§ WHAT TO DO: Write the data out again exactly, dropping any images it holds.

§ DATA SUPPLIED:
>>>

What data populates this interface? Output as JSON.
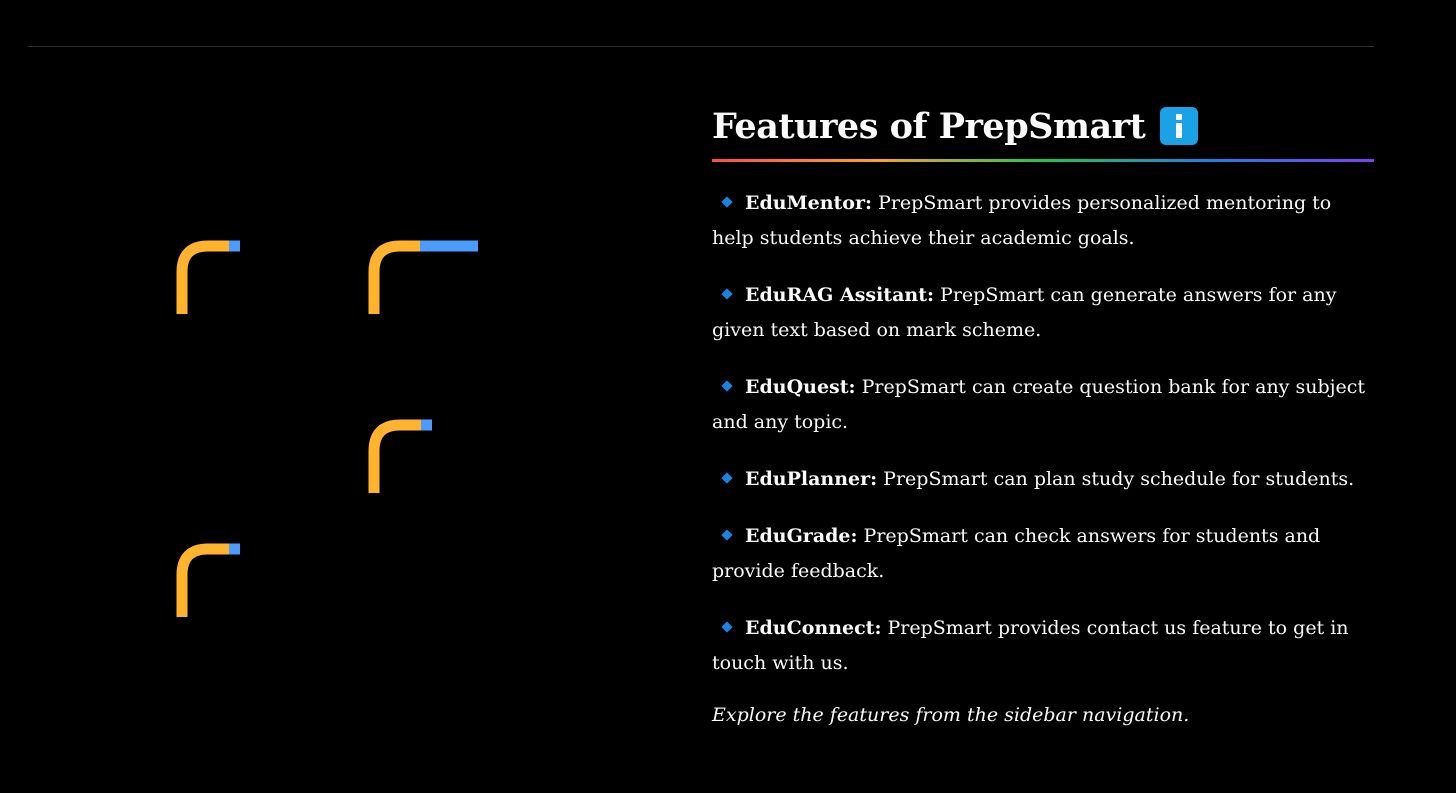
{
  "header": {
    "title": "Features of PrepSmart",
    "title_icon": "info-icon"
  },
  "colors": {
    "background": "#000000",
    "text": "#fafafa",
    "accent_blue": "#1c83e1",
    "info_icon_bg": "#1aa1e6",
    "pipe_orange": "#ffb32e",
    "pipe_blue": "#4c9cff"
  },
  "decorations": {
    "icon": "pipe-elbow-icon"
  },
  "features": [
    {
      "name": "EduMentor:",
      "description": " PrepSmart provides personalized mentoring to help students achieve their academic goals."
    },
    {
      "name": "EduRAG Assitant:",
      "description": " PrepSmart can generate answers for any given text based on mark scheme."
    },
    {
      "name": "EduQuest:",
      "description": " PrepSmart can create question bank for any subject and any topic."
    },
    {
      "name": "EduPlanner:",
      "description": " PrepSmart can plan study schedule for students."
    },
    {
      "name": "EduGrade:",
      "description": " PrepSmart can check answers for students and provide feedback."
    },
    {
      "name": "EduConnect:",
      "description": " PrepSmart provides contact us feature to get in touch with us."
    }
  ],
  "footer_note": "Explore the features from the sidebar navigation."
}
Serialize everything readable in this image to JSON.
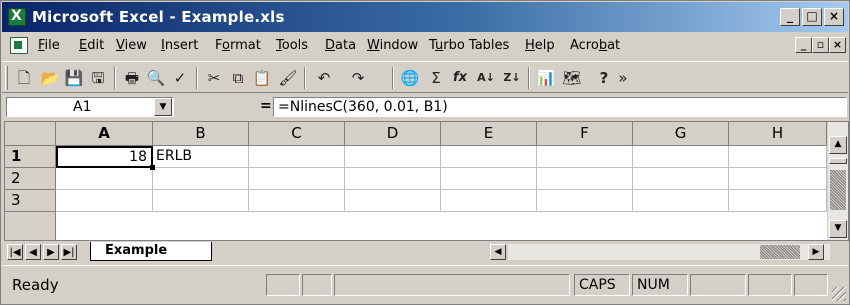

<<<

§ SOLUTION FOR THIS TASK:
What data populates this interface? Output as JSON.
{
  "header": {
    "title": "Features of PrepSmart",
    "title_icon": "info-icon"
  },
  "colors": {
    "background": "#000000",
    "text": "#fafafa",
    "accent_blue": "#1c83e1",
    "info_icon_bg": "#1aa1e6",
    "pipe_orange": "#ffb32e",
    "pipe_blue": "#4c9cff"
  },
  "decorations": {
    "icon": "pipe-elbow-icon"
  },
  "features": [
    {
      "name": "EduMentor:",
      "description": " PrepSmart provides personalized mentoring to help students achieve their academic goals."
    },
    {
      "name": "EduRAG Assitant:",
      "description": " PrepSmart can generate answers for any given text based on mark scheme."
    },
    {
      "name": "EduQuest:",
      "description": " PrepSmart can create question bank for any subject and any topic."
    },
    {
      "name": "EduPlanner:",
      "description": " PrepSmart can plan study schedule for students."
    },
    {
      "name": "EduGrade:",
      "description": " PrepSmart can check answers for students and provide feedback."
    },
    {
      "name": "EduConnect:",
      "description": " PrepSmart provides contact us feature to get in touch with us."
    }
  ],
  "footer_note": "Explore the features from the sidebar navigation."
}
Serialize everything readable in this image to JSON.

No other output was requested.